[Extracted data entries]
========
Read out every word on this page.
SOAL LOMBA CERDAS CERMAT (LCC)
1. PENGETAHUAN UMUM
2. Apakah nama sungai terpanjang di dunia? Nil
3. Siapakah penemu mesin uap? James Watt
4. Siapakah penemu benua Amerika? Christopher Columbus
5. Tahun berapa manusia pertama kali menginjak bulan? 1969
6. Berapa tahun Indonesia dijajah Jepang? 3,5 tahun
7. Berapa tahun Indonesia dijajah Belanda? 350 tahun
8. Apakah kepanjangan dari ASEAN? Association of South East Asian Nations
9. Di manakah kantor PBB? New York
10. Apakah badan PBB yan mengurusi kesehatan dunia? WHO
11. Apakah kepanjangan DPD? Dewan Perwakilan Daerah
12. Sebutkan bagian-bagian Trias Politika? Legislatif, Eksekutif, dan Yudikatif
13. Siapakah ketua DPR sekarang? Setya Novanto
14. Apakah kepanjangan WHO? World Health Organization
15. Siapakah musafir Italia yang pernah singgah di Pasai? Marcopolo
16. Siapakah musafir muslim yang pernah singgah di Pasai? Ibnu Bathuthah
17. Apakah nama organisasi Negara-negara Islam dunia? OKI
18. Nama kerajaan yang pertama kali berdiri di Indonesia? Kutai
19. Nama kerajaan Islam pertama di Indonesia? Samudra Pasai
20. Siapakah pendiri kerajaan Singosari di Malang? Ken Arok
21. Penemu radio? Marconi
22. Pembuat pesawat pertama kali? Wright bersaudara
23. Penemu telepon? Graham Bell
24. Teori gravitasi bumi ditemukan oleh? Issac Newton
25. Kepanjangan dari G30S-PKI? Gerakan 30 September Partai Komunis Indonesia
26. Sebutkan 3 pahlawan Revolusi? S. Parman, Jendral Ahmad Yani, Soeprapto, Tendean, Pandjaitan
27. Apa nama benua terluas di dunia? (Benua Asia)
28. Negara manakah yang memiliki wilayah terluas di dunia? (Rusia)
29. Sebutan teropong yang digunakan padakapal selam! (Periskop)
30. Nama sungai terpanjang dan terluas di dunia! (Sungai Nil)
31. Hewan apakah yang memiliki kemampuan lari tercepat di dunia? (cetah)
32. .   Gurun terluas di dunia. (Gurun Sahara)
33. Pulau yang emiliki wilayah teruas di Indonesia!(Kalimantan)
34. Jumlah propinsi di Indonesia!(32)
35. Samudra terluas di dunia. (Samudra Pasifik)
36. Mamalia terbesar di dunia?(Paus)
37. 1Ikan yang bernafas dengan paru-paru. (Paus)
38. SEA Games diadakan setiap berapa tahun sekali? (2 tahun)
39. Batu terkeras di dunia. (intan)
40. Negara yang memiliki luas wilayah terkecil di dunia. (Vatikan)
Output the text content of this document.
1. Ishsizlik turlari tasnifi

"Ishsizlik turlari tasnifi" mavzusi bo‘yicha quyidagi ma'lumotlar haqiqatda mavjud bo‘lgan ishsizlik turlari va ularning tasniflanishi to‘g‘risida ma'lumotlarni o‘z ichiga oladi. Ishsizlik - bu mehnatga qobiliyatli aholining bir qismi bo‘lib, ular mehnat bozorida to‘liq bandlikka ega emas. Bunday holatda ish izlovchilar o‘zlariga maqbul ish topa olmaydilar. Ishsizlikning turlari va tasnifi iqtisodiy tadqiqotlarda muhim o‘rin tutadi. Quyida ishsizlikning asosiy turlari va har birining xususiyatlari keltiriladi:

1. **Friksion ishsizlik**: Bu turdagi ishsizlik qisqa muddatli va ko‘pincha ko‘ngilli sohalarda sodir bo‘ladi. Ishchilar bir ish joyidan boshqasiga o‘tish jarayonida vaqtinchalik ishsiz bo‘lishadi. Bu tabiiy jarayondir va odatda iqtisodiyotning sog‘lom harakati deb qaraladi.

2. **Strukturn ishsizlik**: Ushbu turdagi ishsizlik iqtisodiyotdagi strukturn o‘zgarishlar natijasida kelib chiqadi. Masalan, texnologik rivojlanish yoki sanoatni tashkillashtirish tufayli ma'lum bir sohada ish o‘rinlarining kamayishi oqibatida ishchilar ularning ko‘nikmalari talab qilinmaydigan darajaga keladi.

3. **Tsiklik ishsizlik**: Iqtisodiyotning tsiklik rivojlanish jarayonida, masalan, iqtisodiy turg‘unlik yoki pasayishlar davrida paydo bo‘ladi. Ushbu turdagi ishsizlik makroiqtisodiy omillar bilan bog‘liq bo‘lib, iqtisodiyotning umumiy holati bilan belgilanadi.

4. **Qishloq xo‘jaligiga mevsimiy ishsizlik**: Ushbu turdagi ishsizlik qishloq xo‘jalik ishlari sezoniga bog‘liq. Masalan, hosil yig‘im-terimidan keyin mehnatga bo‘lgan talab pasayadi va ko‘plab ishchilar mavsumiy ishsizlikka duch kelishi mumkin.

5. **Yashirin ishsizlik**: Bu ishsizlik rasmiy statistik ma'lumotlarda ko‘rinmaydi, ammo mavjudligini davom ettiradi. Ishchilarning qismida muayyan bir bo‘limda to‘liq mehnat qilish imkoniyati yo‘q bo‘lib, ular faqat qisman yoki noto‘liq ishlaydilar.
========
Work to complete –
In the records above, find the line containing "Output the text content of this document."; please retype it and every line after it through the last line, exactly and with nothing else.

Finished exercise –
Output the text content of this document.
1. Ishsizlik turlari tasnifi

"Ishsizlik turlari tasnifi" mavzusi bo‘yicha quyidagi ma'lumotlar haqiqatda mavjud bo‘lgan ishsizlik turlari va ularning tasniflanishi to‘g‘risida ma'lumotlarni o‘z ichiga oladi. Ishsizlik - bu mehnatga qobiliyatli aholining bir qismi bo‘lib, ular mehnat bozorida to‘liq bandlikka ega emas. Bunday holatda ish izlovchilar o‘zlariga maqbul ish topa olmaydilar. Ishsizlikning turlari va tasnifi iqtisodiy tadqiqotlarda muhim o‘rin tutadi. Quyida ishsizlikning asosiy turlari va har birining xususiyatlari keltiriladi:

1. **Friksion ishsizlik**: Bu turdagi ishsizlik qisqa muddatli va ko‘pincha ko‘ngilli sohalarda sodir bo‘ladi. Ishchilar bir ish joyidan boshqasiga o‘tish jarayonida vaqtinchalik ishsiz bo‘lishadi. Bu tabiiy jarayondir va odatda iqtisodiyotning sog‘lom harakati deb qaraladi.

2. **Strukturn ishsizlik**: Ushbu turdagi ishsizlik iqtisodiyotdagi strukturn o‘zgarishlar natijasida kelib chiqadi. Masalan, texnologik rivojlanish yoki sanoatni tashkillashtirish tufayli ma'lum bir sohada ish o‘rinlarining kamayishi oqibatida ishchilar ularning ko‘nikmalari talab qilinmaydigan darajaga keladi.

3. **Tsiklik ishsizlik**: Iqtisodiyotning tsiklik rivojlanish jarayonida, masalan, iqtisodiy turg‘unlik yoki pasayishlar davrida paydo bo‘ladi. Ushbu turdagi ishsizlik makroiqtisodiy omillar bilan bog‘liq bo‘lib, iqtisodiyotning umumiy holati bilan belgilanadi.

4. **Qishloq xo‘jaligiga mevsimiy ishsizlik**: Ushbu turdagi ishsizlik qishloq xo‘jalik ishlari sezoniga bog‘liq. Masalan, hosil yig‘im-terimidan keyin mehnatga bo‘lgan talab pasayadi va ko‘plab ishchilar mavsumiy ishsizlikka duch kelishi mumkin.

5. **Yashirin ishsizlik**: Bu ishsizlik rasmiy statistik ma'lumotlarda ko‘rinmaydi, ammo mavjudligini davom ettiradi. Ishchilarning qismida muayyan bir bo‘limda to‘liq mehnat qilish imkoniyati yo‘q bo‘lib, ular faqat qisman yoki noto‘liq ishlaydilar.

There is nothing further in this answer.